[Dataset rows]
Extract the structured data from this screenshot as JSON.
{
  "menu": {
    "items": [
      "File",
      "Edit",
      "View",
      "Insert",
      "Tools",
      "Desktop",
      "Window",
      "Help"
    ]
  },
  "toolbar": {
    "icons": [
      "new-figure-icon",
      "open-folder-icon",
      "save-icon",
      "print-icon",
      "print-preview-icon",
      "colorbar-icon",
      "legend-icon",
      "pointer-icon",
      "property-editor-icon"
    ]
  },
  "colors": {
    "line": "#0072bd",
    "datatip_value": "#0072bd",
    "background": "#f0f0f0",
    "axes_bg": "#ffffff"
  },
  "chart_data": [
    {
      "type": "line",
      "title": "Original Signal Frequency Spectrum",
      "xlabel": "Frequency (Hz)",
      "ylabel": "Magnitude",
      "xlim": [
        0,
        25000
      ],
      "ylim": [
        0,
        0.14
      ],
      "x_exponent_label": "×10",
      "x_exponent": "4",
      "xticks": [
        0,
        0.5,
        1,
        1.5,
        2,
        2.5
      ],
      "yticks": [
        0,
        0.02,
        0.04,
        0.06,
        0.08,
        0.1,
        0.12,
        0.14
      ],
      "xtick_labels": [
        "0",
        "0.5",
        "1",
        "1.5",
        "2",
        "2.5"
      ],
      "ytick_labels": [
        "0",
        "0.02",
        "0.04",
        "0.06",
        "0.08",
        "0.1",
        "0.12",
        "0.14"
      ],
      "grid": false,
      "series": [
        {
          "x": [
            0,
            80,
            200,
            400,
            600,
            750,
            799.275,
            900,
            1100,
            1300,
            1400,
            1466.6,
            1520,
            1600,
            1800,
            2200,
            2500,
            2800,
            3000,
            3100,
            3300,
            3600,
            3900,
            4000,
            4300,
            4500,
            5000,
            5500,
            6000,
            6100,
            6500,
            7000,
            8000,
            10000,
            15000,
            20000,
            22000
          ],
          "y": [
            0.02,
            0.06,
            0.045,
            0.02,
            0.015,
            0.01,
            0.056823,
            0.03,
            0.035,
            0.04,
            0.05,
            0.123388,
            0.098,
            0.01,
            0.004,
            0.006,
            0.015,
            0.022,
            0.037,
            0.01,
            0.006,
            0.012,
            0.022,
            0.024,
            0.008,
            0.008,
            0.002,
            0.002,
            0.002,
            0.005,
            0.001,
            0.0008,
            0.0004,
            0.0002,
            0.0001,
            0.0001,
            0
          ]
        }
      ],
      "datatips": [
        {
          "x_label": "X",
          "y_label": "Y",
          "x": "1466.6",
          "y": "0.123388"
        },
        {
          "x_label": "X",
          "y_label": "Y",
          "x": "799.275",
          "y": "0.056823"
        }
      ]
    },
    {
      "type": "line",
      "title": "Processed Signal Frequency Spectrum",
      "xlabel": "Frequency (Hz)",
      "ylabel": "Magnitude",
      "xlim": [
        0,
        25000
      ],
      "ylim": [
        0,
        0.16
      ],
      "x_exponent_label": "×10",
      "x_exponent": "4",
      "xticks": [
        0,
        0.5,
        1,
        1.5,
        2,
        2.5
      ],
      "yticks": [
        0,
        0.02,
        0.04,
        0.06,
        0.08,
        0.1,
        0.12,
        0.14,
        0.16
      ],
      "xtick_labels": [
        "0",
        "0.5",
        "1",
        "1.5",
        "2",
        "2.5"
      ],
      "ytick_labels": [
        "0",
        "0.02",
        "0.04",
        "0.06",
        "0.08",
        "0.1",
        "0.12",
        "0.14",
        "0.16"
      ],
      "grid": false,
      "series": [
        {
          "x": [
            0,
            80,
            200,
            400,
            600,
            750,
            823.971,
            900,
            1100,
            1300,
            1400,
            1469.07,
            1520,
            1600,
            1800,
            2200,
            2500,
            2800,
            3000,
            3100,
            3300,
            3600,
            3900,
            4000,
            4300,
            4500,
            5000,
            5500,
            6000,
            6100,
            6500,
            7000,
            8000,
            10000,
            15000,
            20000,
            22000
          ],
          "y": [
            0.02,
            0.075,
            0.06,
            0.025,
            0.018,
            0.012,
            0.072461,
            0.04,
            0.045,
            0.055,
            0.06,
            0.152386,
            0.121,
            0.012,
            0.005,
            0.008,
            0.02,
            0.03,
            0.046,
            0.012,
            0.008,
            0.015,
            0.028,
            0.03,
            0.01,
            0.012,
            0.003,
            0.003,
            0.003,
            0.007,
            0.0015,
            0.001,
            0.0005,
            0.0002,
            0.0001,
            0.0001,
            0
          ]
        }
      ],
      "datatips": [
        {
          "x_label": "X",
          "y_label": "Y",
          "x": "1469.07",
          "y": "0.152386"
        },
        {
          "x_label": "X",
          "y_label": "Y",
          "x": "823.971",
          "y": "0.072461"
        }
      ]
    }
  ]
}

> _GIVEN EXERCISE_: From the entries above, extract every line where the word "Spectrum" appears.

> _CORRECT OUTPUT_:
      "title": "Original Signal Frequency Spectrum",
      "title": "Processed Signal Frequency Spectrum",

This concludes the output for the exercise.